-------- DATA RECORDS
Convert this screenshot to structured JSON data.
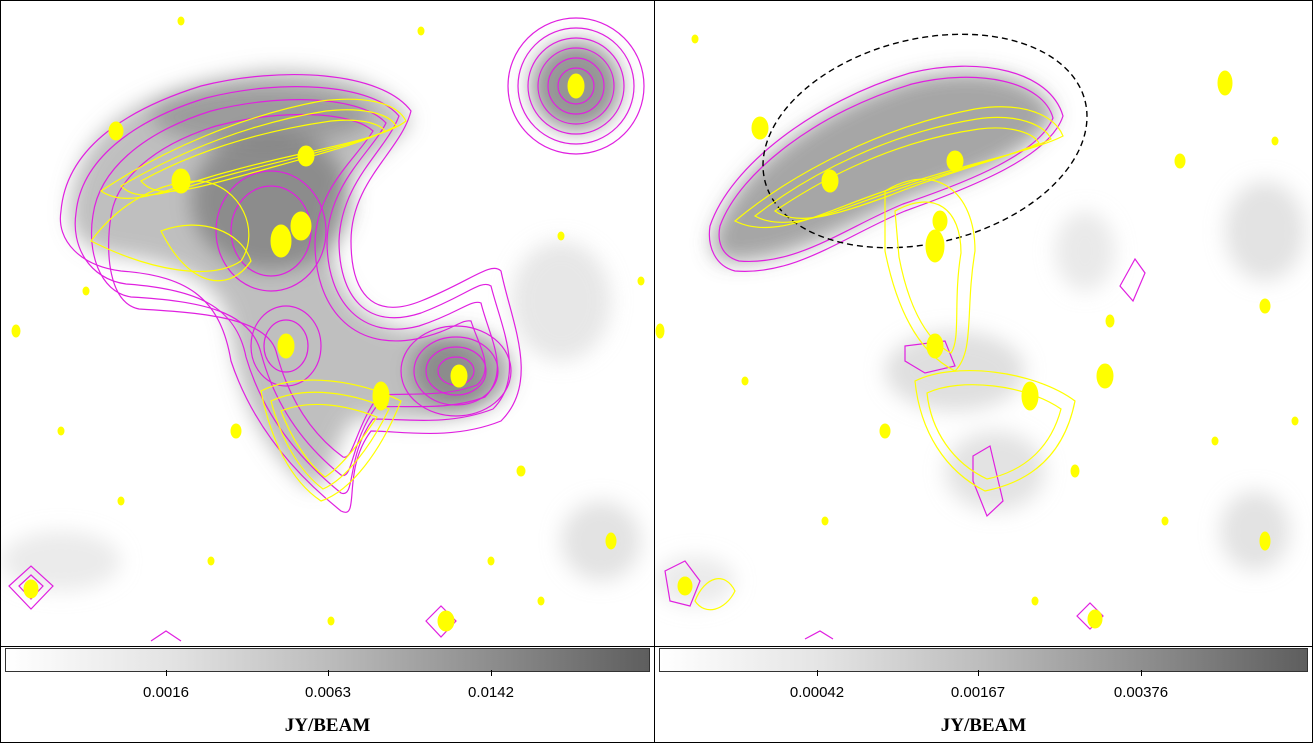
{
  "panels": [
    {
      "colorbar": {
        "ticks": [
          "0.0016",
          "0.0063",
          "0.0142"
        ],
        "unit": "JY/BEAM"
      }
    },
    {
      "colorbar": {
        "ticks": [
          "0.00042",
          "0.00167",
          "0.00376"
        ],
        "unit": "JY/BEAM"
      }
    }
  ],
  "colors": {
    "contour_primary": "#ffff00",
    "contour_secondary": "#e020e0",
    "ellipse": "#000000",
    "colormap": [
      "#ffffff",
      "#5e5e5e"
    ]
  }
}
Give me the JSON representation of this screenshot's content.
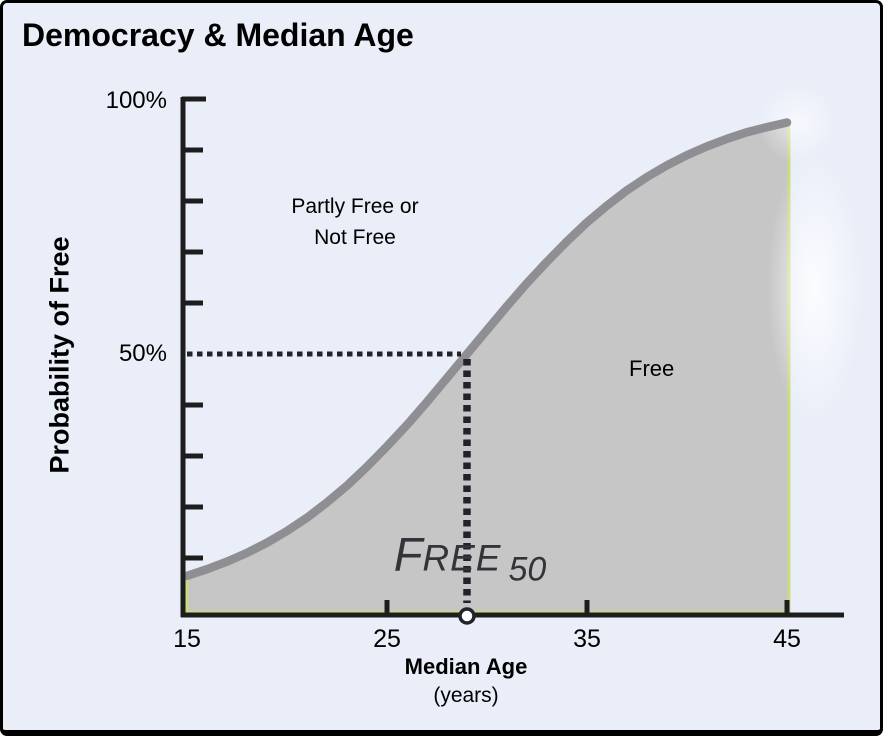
{
  "title": "Democracy & Median Age",
  "y_axis": {
    "label": "Probability of Free",
    "tick_top": "100%",
    "tick_mid": "50%"
  },
  "x_axis": {
    "label": "Median Age",
    "sublabel": "(years)",
    "ticks": [
      "15",
      "25",
      "35",
      "45"
    ]
  },
  "annotations": {
    "region_above_line1": "Partly Free or",
    "region_above_line2": "Not Free",
    "region_below": "Free",
    "free50_first": "F",
    "free50_rest": "REE",
    "free50_sub": "50"
  },
  "colors": {
    "background": "#e9eef8",
    "area_fill": "#c6c6c6",
    "curve_gray": "#8f8f93",
    "edge_green": "#cbdc80",
    "dotted_line": "#22222b",
    "axis": "#1d1d1d"
  },
  "chart_data": {
    "type": "area",
    "title": "Democracy & Median Age",
    "xlabel": "Median Age (years)",
    "ylabel": "Probability of Free",
    "xlim": [
      15,
      45
    ],
    "ylim_pct": [
      0,
      100
    ],
    "x_tick_values": [
      15,
      25,
      35,
      45
    ],
    "y_tick_step_pct": 10,
    "y_tick_labels_shown": [
      "100%",
      "50%"
    ],
    "ages": [
      15,
      16,
      17,
      18,
      19,
      20,
      21,
      22,
      23,
      24,
      25,
      26,
      27,
      28,
      29,
      30,
      31,
      32,
      33,
      34,
      35,
      36,
      37,
      38,
      39,
      40,
      41,
      42,
      43,
      44,
      45
    ],
    "probability_pct": [
      6.5,
      7.8,
      9.3,
      11.0,
      13.0,
      15.3,
      17.9,
      20.9,
      24.2,
      27.9,
      31.9,
      36.1,
      40.6,
      45.3,
      50.0,
      54.7,
      59.4,
      63.9,
      68.1,
      72.1,
      75.8,
      79.1,
      82.1,
      84.7,
      87.0,
      89.0,
      90.7,
      92.2,
      93.5,
      94.5,
      95.4
    ],
    "reference_point": {
      "median_age_years": 29,
      "probability_pct": 50,
      "label": "FREE 50"
    },
    "regions": [
      {
        "label": "Partly Free or Not Free",
        "position": "above curve"
      },
      {
        "label": "Free",
        "position": "below curve (shaded)"
      }
    ],
    "legend": "none",
    "grid": false
  }
}
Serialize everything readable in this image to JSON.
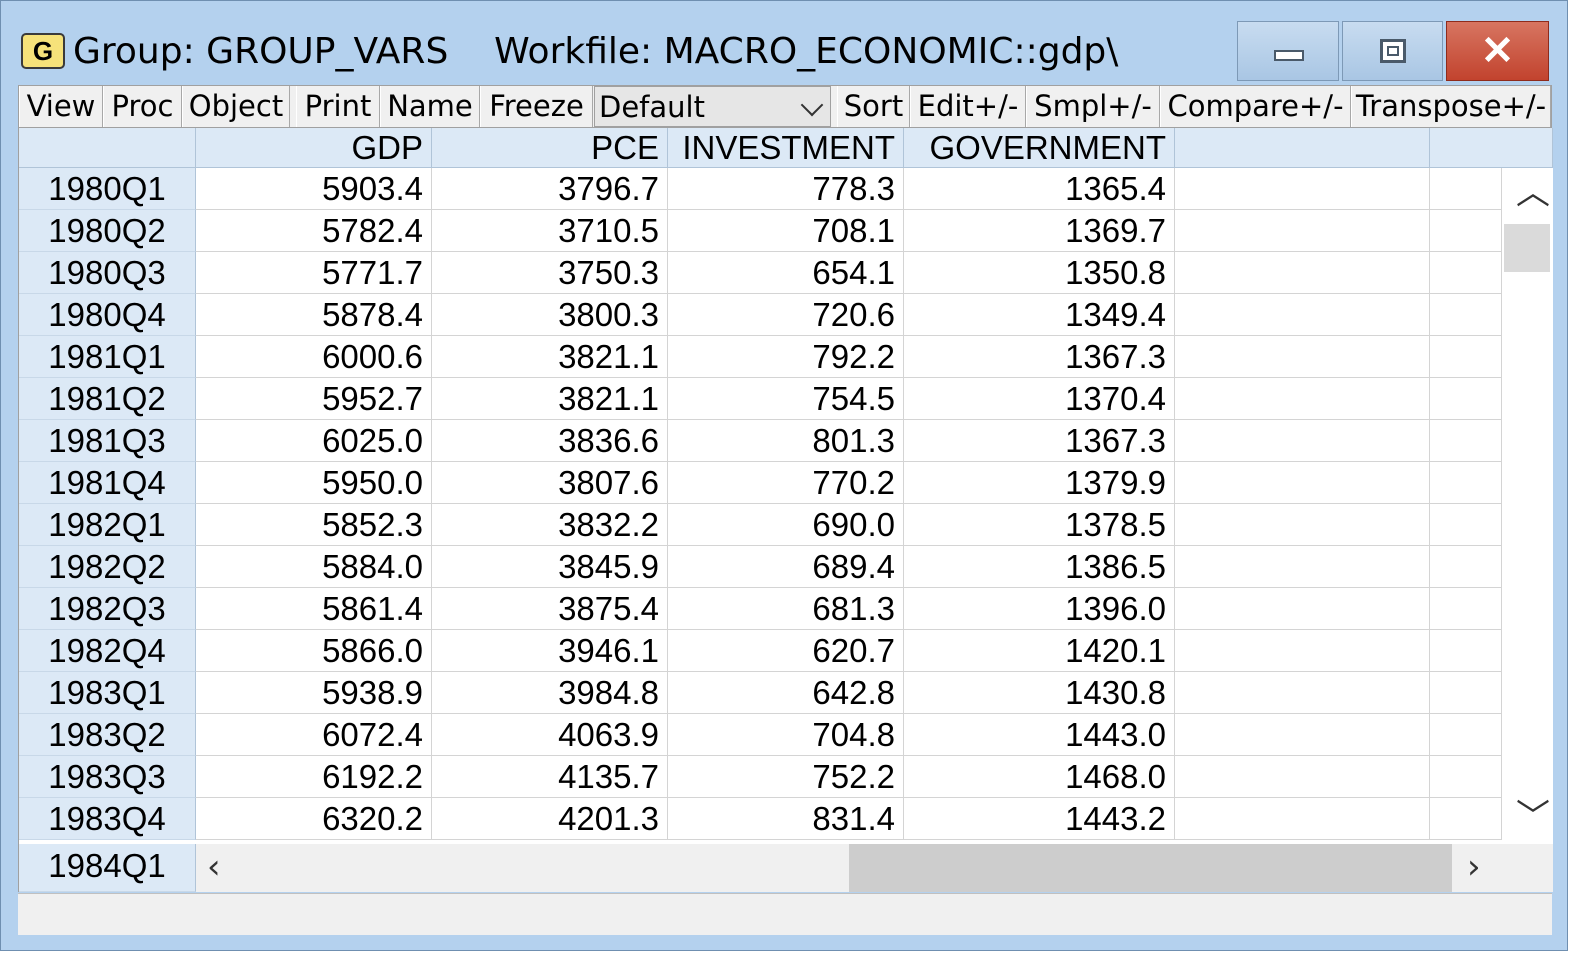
{
  "window": {
    "icon_letter": "G",
    "title": "Group: GROUP_VARS    Workfile: MACRO_ECONOMIC::gdp\\"
  },
  "toolbar": {
    "view": "View",
    "proc": "Proc",
    "object": "Object",
    "print": "Print",
    "name": "Name",
    "freeze": "Freeze",
    "display_mode": "Default",
    "sort": "Sort",
    "edit": "Edit+/-",
    "smpl": "Smpl+/-",
    "compare": "Compare+/-",
    "transpose": "Transpose+/-"
  },
  "table": {
    "columns": [
      "GDP",
      "PCE",
      "INVESTMENT",
      "GOVERNMENT"
    ],
    "rows": [
      {
        "label": "1980Q1",
        "values": [
          "5903.4",
          "3796.7",
          "778.3",
          "1365.4"
        ]
      },
      {
        "label": "1980Q2",
        "values": [
          "5782.4",
          "3710.5",
          "708.1",
          "1369.7"
        ]
      },
      {
        "label": "1980Q3",
        "values": [
          "5771.7",
          "3750.3",
          "654.1",
          "1350.8"
        ]
      },
      {
        "label": "1980Q4",
        "values": [
          "5878.4",
          "3800.3",
          "720.6",
          "1349.4"
        ]
      },
      {
        "label": "1981Q1",
        "values": [
          "6000.6",
          "3821.1",
          "792.2",
          "1367.3"
        ]
      },
      {
        "label": "1981Q2",
        "values": [
          "5952.7",
          "3821.1",
          "754.5",
          "1370.4"
        ]
      },
      {
        "label": "1981Q3",
        "values": [
          "6025.0",
          "3836.6",
          "801.3",
          "1367.3"
        ]
      },
      {
        "label": "1981Q4",
        "values": [
          "5950.0",
          "3807.6",
          "770.2",
          "1379.9"
        ]
      },
      {
        "label": "1982Q1",
        "values": [
          "5852.3",
          "3832.2",
          "690.0",
          "1378.5"
        ]
      },
      {
        "label": "1982Q2",
        "values": [
          "5884.0",
          "3845.9",
          "689.4",
          "1386.5"
        ]
      },
      {
        "label": "1982Q3",
        "values": [
          "5861.4",
          "3875.4",
          "681.3",
          "1396.0"
        ]
      },
      {
        "label": "1982Q4",
        "values": [
          "5866.0",
          "3946.1",
          "620.7",
          "1420.1"
        ]
      },
      {
        "label": "1983Q1",
        "values": [
          "5938.9",
          "3984.8",
          "642.8",
          "1430.8"
        ]
      },
      {
        "label": "1983Q2",
        "values": [
          "6072.4",
          "4063.9",
          "704.8",
          "1443.0"
        ]
      },
      {
        "label": "1983Q3",
        "values": [
          "6192.2",
          "4135.7",
          "752.2",
          "1468.0"
        ]
      },
      {
        "label": "1983Q4",
        "values": [
          "6320.2",
          "4201.3",
          "831.4",
          "1443.2"
        ]
      }
    ],
    "partial_row_label": "1984Q1"
  },
  "icons": {
    "minimize": "minimize-icon",
    "maximize": "maximize-icon",
    "close": "close-icon",
    "scroll_up": "chevron-up-icon",
    "scroll_down": "chevron-down-icon",
    "scroll_left": "chevron-left-icon",
    "scroll_right": "chevron-right-icon"
  },
  "colors": {
    "window_frame": "#b4d1ee",
    "header_bg": "#dce9f6",
    "close_button": "#c2432e",
    "icon_bg": "#f6e27a"
  }
}
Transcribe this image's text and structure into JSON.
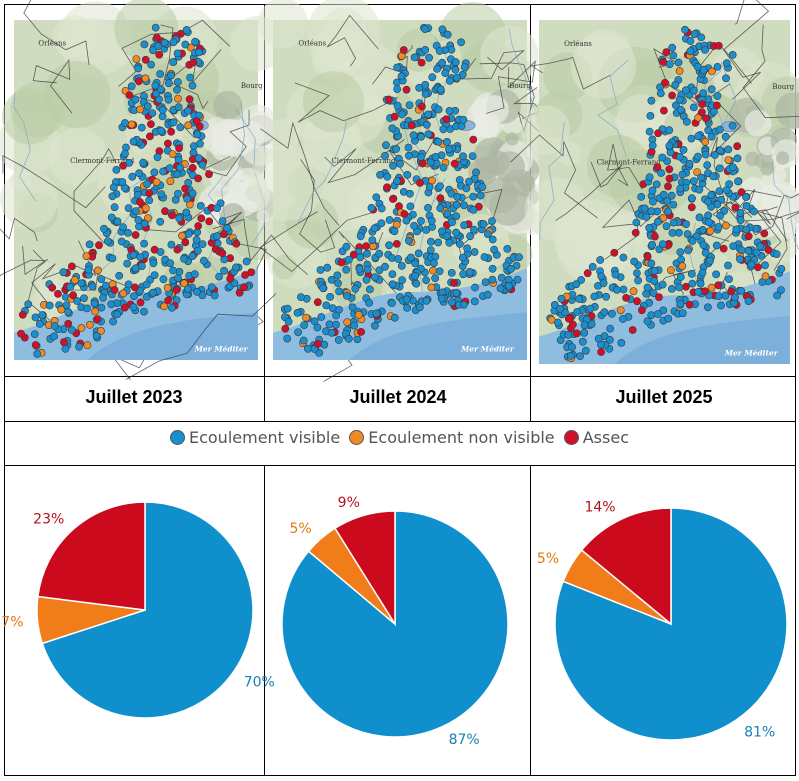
{
  "chart_data": [
    {
      "type": "pie",
      "title": "Juillet 2023",
      "categories": [
        "Ecoulement visible",
        "Ecoulement non visible",
        "Assec"
      ],
      "values": [
        70,
        7,
        23
      ],
      "labels": [
        "70%",
        "7%",
        "23%"
      ]
    },
    {
      "type": "pie",
      "title": "Juillet 2024",
      "categories": [
        "Ecoulement visible",
        "Ecoulement non visible",
        "Assec"
      ],
      "values": [
        87,
        5,
        9
      ],
      "labels": [
        "87%",
        "5%",
        "9%"
      ]
    },
    {
      "type": "pie",
      "title": "Juillet 2025",
      "categories": [
        "Ecoulement visible",
        "Ecoulement non visible",
        "Assec"
      ],
      "values": [
        81,
        5,
        14
      ],
      "labels": [
        "81%",
        "5%",
        "14%"
      ]
    }
  ],
  "legend": [
    {
      "label": "Ecoulement visible",
      "color": "#1a8fd0"
    },
    {
      "label": "Ecoulement non visible",
      "color": "#f08a24"
    },
    {
      "label": "Assec",
      "color": "#d0102a"
    }
  ],
  "colors": {
    "visible": "#0f8fcc",
    "non_visible": "#f07c1a",
    "assec": "#cc0a1e",
    "label_visible": "#1a7fb3",
    "label_non_visible": "#e07b12",
    "label_assec": "#b5121b"
  },
  "map_labels": {
    "orleans": "Orléans",
    "bourg": "Bourg",
    "clermont": "Clermont-Ferrand",
    "mer": "Mer Méditer"
  }
}
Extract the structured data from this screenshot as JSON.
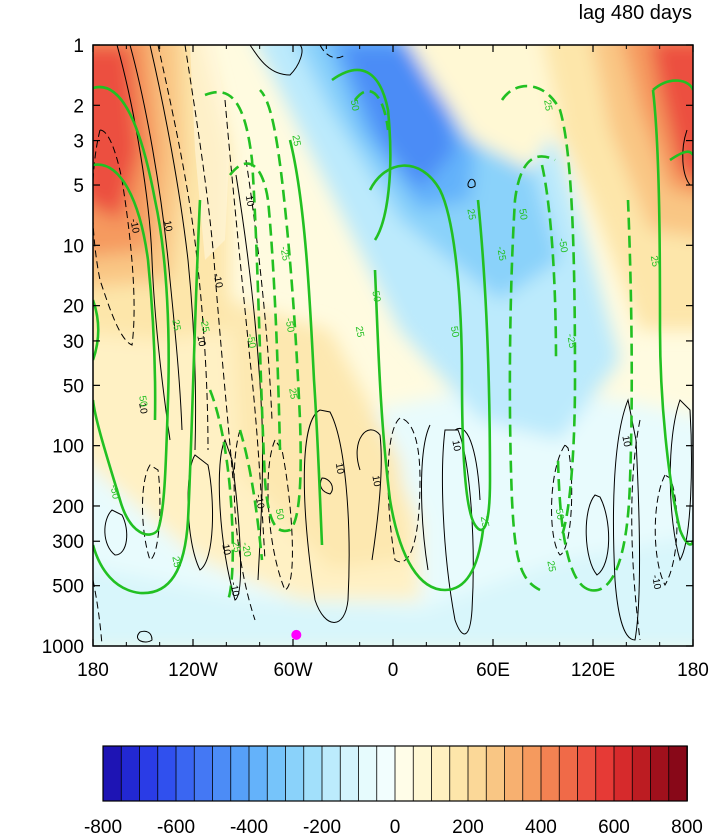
{
  "chart_data": {
    "type": "heatmap",
    "title": "lag 480 days",
    "x_ticks": [
      {
        "value": -180,
        "label": "180"
      },
      {
        "value": -120,
        "label": "120W"
      },
      {
        "value": -60,
        "label": "60W"
      },
      {
        "value": 0,
        "label": "0"
      },
      {
        "value": 60,
        "label": "60E"
      },
      {
        "value": 120,
        "label": "120E"
      },
      {
        "value": 180,
        "label": "180"
      }
    ],
    "xlim": [
      -180,
      180
    ],
    "y_ticks": [
      1,
      2,
      3,
      5,
      10,
      20,
      30,
      50,
      100,
      200,
      300,
      500,
      1000
    ],
    "ylim": [
      1000,
      1
    ],
    "y_scale": "log",
    "y_inverted": true,
    "colorbar": {
      "min": -800,
      "max": 800,
      "step": 50,
      "tick_labels": [
        "-800",
        "-600",
        "-400",
        "-200",
        "0",
        "200",
        "400",
        "600",
        "800"
      ],
      "tick_values": [
        -800,
        -600,
        -400,
        -200,
        0,
        200,
        400,
        600,
        800
      ],
      "colors": [
        "#1e14b4",
        "#2228d2",
        "#2a3ce6",
        "#3050ee",
        "#3a66f2",
        "#4478f4",
        "#4c8cf6",
        "#56a0f8",
        "#64b2fa",
        "#76c4fa",
        "#8ad2fa",
        "#a2e0fb",
        "#bcebfc",
        "#d4f4fd",
        "#e6fbfd",
        "#f2fefe",
        "#fffde8",
        "#fff8d4",
        "#fff0c0",
        "#fde6aa",
        "#fbd898",
        "#f9c684",
        "#f7b070",
        "#f59a5e",
        "#f38252",
        "#f06a48",
        "#ec5040",
        "#e63a36",
        "#d62a2c",
        "#bc1c22",
        "#a0101c",
        "#880818"
      ]
    },
    "shaded_field_regions": [
      {
        "lon": -170,
        "pres": 5,
        "value": 550
      },
      {
        "lon": 175,
        "pres": 3,
        "value": 600
      },
      {
        "lon": 5,
        "pres": 3,
        "value": -450
      },
      {
        "lon": 20,
        "pres": 50,
        "value": -200
      },
      {
        "lon": -30,
        "pres": 300,
        "value": 50
      },
      {
        "lon": -100,
        "pres": 700,
        "value": -50
      }
    ],
    "contours_black": [
      {
        "lon": -155,
        "pres": 8,
        "label": "-10",
        "style": "dashed"
      },
      {
        "lon": -135,
        "pres": 8,
        "label": "10",
        "style": "solid"
      },
      {
        "lon": -105,
        "pres": 15,
        "label": "-10",
        "style": "dashed"
      },
      {
        "lon": -115,
        "pres": 30,
        "label": "10",
        "style": "solid"
      },
      {
        "lon": -150,
        "pres": 65,
        "label": "10",
        "style": "solid"
      },
      {
        "lon": -86,
        "pres": 6,
        "label": "10",
        "style": "solid"
      },
      {
        "lon": -80,
        "pres": 190,
        "label": "-10",
        "style": "dashed"
      },
      {
        "lon": -100,
        "pres": 330,
        "label": "10",
        "style": "solid"
      },
      {
        "lon": -95,
        "pres": 520,
        "label": "-10",
        "style": "dashed"
      },
      {
        "lon": -32,
        "pres": 130,
        "label": "10",
        "style": "solid"
      },
      {
        "lon": -10,
        "pres": 150,
        "label": "10",
        "style": "solid"
      },
      {
        "lon": 38,
        "pres": 100,
        "label": "10",
        "style": "solid"
      },
      {
        "lon": 140,
        "pres": 95,
        "label": "10",
        "style": "solid"
      },
      {
        "lon": 158,
        "pres": 480,
        "label": "-10",
        "style": "dashed"
      }
    ],
    "contours_green": [
      {
        "lon": -130,
        "pres": 25,
        "label": "25",
        "style": "solid"
      },
      {
        "lon": -150,
        "pres": 60,
        "label": "50",
        "style": "solid"
      },
      {
        "lon": -167,
        "pres": 170,
        "label": "-50",
        "style": "solid"
      },
      {
        "lon": -113,
        "pres": 25,
        "label": "-25",
        "style": "dashed"
      },
      {
        "lon": -85,
        "pres": 30,
        "label": "-50",
        "style": "dashed"
      },
      {
        "lon": -65,
        "pres": 11,
        "label": "-25",
        "style": "dashed"
      },
      {
        "lon": -62,
        "pres": 25,
        "label": "-50",
        "style": "dashed"
      },
      {
        "lon": -60,
        "pres": 55,
        "label": "25",
        "style": "solid"
      },
      {
        "lon": -94,
        "pres": 320,
        "label": "25",
        "style": "solid"
      },
      {
        "lon": -88,
        "pres": 330,
        "label": "-20",
        "style": "dashed"
      },
      {
        "lon": -68,
        "pres": 220,
        "label": "50",
        "style": "dashed"
      },
      {
        "lon": -130,
        "pres": 380,
        "label": "25",
        "style": "solid"
      },
      {
        "lon": -58,
        "pres": 3,
        "label": "25",
        "style": "solid"
      },
      {
        "lon": -23,
        "pres": 2,
        "label": "50",
        "style": "solid"
      },
      {
        "lon": -10,
        "pres": 18,
        "label": "50",
        "style": "solid"
      },
      {
        "lon": -20,
        "pres": 27,
        "label": "25",
        "style": "solid"
      },
      {
        "lon": 47,
        "pres": 7,
        "label": "25",
        "style": "solid"
      },
      {
        "lon": 37,
        "pres": 27,
        "label": "50",
        "style": "solid"
      },
      {
        "lon": 55,
        "pres": 240,
        "label": "25",
        "style": "solid"
      },
      {
        "lon": 65,
        "pres": 11,
        "label": "-25",
        "style": "dashed"
      },
      {
        "lon": 78,
        "pres": 7,
        "label": "50",
        "style": "solid"
      },
      {
        "lon": 102,
        "pres": 10,
        "label": "-50",
        "style": "dashed"
      },
      {
        "lon": 107,
        "pres": 30,
        "label": "-25",
        "style": "dashed"
      },
      {
        "lon": 100,
        "pres": 220,
        "label": "50",
        "style": "dashed"
      },
      {
        "lon": 93,
        "pres": 2,
        "label": "25",
        "style": "solid"
      },
      {
        "lon": 95,
        "pres": 400,
        "label": "25",
        "style": "solid"
      },
      {
        "lon": 157,
        "pres": 12,
        "label": "25",
        "style": "solid"
      }
    ],
    "marker": {
      "lon": -58,
      "pres": 880,
      "color": "#ff00ff"
    },
    "colors": {
      "positive_contour": "#000000",
      "green_contour": "#22c022",
      "marker": "#ff00ff"
    }
  }
}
----------------
**OBJECTIVE**: In the records above, collect each line with "JSON".

**SOLUTION BELOW**:
Convert this screenshot to structured JSON data.
Give me the JSON representation of this screenshot's content.
Serialize everything readable in this image to JSON.
Transcribe this image's text and structure into JSON.
Extract the structured data from this screenshot as JSON.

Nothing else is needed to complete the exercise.